▶ [To do]
Each entry must appear again exactly as it does in the source.

Data records:
■ ■ ■ ■ ■ ■ ■
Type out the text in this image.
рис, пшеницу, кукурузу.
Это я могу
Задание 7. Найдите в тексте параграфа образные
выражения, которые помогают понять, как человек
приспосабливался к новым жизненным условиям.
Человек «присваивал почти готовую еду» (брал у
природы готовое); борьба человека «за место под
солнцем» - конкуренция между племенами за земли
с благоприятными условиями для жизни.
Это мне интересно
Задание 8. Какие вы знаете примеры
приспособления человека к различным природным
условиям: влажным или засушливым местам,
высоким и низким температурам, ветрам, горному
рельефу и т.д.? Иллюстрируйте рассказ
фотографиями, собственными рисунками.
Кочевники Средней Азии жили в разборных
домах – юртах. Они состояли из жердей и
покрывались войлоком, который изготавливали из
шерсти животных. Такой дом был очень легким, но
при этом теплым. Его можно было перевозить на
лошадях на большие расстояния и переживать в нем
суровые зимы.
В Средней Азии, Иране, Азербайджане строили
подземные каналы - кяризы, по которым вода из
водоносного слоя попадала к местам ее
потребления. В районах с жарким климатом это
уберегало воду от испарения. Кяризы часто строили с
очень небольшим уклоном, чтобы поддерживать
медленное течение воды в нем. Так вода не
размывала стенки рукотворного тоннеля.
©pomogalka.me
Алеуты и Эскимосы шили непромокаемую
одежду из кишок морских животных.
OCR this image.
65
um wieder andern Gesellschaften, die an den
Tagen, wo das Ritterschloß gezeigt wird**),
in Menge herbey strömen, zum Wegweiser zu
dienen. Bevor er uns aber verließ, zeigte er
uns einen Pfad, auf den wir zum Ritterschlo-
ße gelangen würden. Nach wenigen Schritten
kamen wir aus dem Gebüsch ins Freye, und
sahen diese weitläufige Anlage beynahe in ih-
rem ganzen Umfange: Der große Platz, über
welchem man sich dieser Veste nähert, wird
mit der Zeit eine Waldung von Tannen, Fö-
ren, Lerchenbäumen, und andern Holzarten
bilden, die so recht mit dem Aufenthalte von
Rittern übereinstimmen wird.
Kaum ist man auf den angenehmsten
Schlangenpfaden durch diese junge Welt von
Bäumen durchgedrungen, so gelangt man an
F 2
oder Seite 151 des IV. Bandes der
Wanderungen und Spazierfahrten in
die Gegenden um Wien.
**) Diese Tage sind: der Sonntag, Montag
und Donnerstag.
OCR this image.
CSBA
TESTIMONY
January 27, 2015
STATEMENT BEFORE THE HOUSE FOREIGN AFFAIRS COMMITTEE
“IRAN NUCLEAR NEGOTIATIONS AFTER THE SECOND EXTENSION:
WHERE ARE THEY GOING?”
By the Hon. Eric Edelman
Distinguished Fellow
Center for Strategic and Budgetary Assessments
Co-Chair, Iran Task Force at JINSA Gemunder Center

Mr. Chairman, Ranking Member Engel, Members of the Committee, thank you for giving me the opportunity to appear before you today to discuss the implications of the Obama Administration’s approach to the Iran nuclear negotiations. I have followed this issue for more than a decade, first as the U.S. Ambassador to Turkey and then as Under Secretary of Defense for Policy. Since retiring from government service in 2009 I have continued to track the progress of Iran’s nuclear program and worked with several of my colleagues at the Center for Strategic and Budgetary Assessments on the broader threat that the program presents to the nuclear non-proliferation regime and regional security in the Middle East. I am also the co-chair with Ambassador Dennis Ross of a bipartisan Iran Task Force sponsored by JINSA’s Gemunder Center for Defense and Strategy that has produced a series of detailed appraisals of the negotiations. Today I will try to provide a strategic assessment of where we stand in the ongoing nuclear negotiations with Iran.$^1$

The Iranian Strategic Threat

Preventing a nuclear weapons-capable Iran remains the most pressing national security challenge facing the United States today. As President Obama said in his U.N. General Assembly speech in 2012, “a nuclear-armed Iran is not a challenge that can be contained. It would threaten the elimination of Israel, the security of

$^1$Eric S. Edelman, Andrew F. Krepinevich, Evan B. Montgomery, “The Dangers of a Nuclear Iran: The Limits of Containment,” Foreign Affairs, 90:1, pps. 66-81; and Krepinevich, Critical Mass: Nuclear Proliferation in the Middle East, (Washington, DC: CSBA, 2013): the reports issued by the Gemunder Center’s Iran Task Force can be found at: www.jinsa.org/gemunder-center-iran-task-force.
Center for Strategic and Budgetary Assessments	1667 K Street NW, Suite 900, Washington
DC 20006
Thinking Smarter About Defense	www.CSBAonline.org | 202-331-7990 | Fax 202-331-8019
■ ■ ■ ■ ■ ■ ■
▶ [Solution to this task]
Type out the text in this image.
рис, пшеницу, кукурузу.
Это я могу
Задание 7. Найдите в тексте параграфа образные
выражения, которые помогают понять, как человек
приспосабливался к новым жизненным условиям.
Человек «присваивал почти готовую еду» (брал у
природы готовое); борьба человека «за место под
солнцем» - конкуренция между племенами за земли
с благоприятными условиями для жизни.
Это мне интересно
Задание 8. Какие вы знаете примеры
приспособления человека к различным природным
условиям: влажным или засушливым местам,
высоким и низким температурам, ветрам, горному
рельефу и т.д.? Иллюстрируйте рассказ
фотографиями, собственными рисунками.
Кочевники Средней Азии жили в разборных
домах – юртах. Они состояли из жердей и
покрывались войлоком, который изготавливали из
шерсти животных. Такой дом был очень легким, но
при этом теплым. Его можно было перевозить на
лошадях на большие расстояния и переживать в нем
суровые зимы.
В Средней Азии, Иране, Азербайджане строили
подземные каналы - кяризы, по которым вода из
водоносного слоя попадала к местам ее
потребления. В районах с жарким климатом это
уберегало воду от испарения. Кяризы часто строили с
очень небольшим уклоном, чтобы поддерживать
медленное течение воды в нем. Так вода не
размывала стенки рукотворного тоннеля.
©pomogalka.me
Алеуты и Эскимосы шили непромокаемую
одежду из кишок морских животных.
OCR this image.
65
um wieder andern Gesellschaften, die an den
Tagen, wo das Ritterschloß gezeigt wird**),
in Menge herbey strömen, zum Wegweiser zu
dienen. Bevor er uns aber verließ, zeigte er
uns einen Pfad, auf den wir zum Ritterschlo-
ße gelangen würden. Nach wenigen Schritten
kamen wir aus dem Gebüsch ins Freye, und
sahen diese weitläufige Anlage beynahe in ih-
rem ganzen Umfange: Der große Platz, über
welchem man sich dieser Veste nähert, wird
mit der Zeit eine Waldung von Tannen, Fö-
ren, Lerchenbäumen, und andern Holzarten
bilden, die so recht mit dem Aufenthalte von
Rittern übereinstimmen wird.
Kaum ist man auf den angenehmsten
Schlangenpfaden durch diese junge Welt von
Bäumen durchgedrungen, so gelangt man an
F 2
oder Seite 151 des IV. Bandes der
Wanderungen und Spazierfahrten in
die Gegenden um Wien.
**) Diese Tage sind: der Sonntag, Montag
und Donnerstag.
OCR this image.
CSBA
TESTIMONY
January 27, 2015
STATEMENT BEFORE THE HOUSE FOREIGN AFFAIRS COMMITTEE
“IRAN NUCLEAR NEGOTIATIONS AFTER THE SECOND EXTENSION:
WHERE ARE THEY GOING?”
By the Hon. Eric Edelman
Distinguished Fellow
Center for Strategic and Budgetary Assessments
Co-Chair, Iran Task Force at JINSA Gemunder Center

Mr. Chairman, Ranking Member Engel, Members of the Committee, thank you for giving me the opportunity to appear before you today to discuss the implications of the Obama Administration’s approach to the Iran nuclear negotiations. I have followed this issue for more than a decade, first as the U.S. Ambassador to Turkey and then as Under Secretary of Defense for Policy. Since retiring from government service in 2009 I have continued to track the progress of Iran’s nuclear program and worked with several of my colleagues at the Center for Strategic and Budgetary Assessments on the broader threat that the program presents to the nuclear non-proliferation regime and regional security in the Middle East. I am also the co-chair with Ambassador Dennis Ross of a bipartisan Iran Task Force sponsored by JINSA’s Gemunder Center for Defense and Strategy that has produced a series of detailed appraisals of the negotiations. Today I will try to provide a strategic assessment of where we stand in the ongoing nuclear negotiations with Iran.$^1$

The Iranian Strategic Threat

Preventing a nuclear weapons-capable Iran remains the most pressing national security challenge facing the United States today. As President Obama said in his U.N. General Assembly speech in 2012, “a nuclear-armed Iran is not a challenge that can be contained. It would threaten the elimination of Israel, the security of

$^1$Eric S. Edelman, Andrew F. Krepinevich, Evan B. Montgomery, “The Dangers of a Nuclear Iran: The Limits of Containment,” Foreign Affairs, 90:1, pps. 66-81; and Krepinevich, Critical Mass: Nuclear Proliferation in the Middle East, (Washington, DC: CSBA, 2013): the reports issued by the Gemunder Center’s Iran Task Force can be found at: www.jinsa.org/gemunder-center-iran-task-force.
Center for Strategic and Budgetary Assessments	1667 K Street NW, Suite 900, Washington
DC 20006
Thinking Smarter About Defense	www.CSBAonline.org | 202-331-7990 | Fax 202-331-8019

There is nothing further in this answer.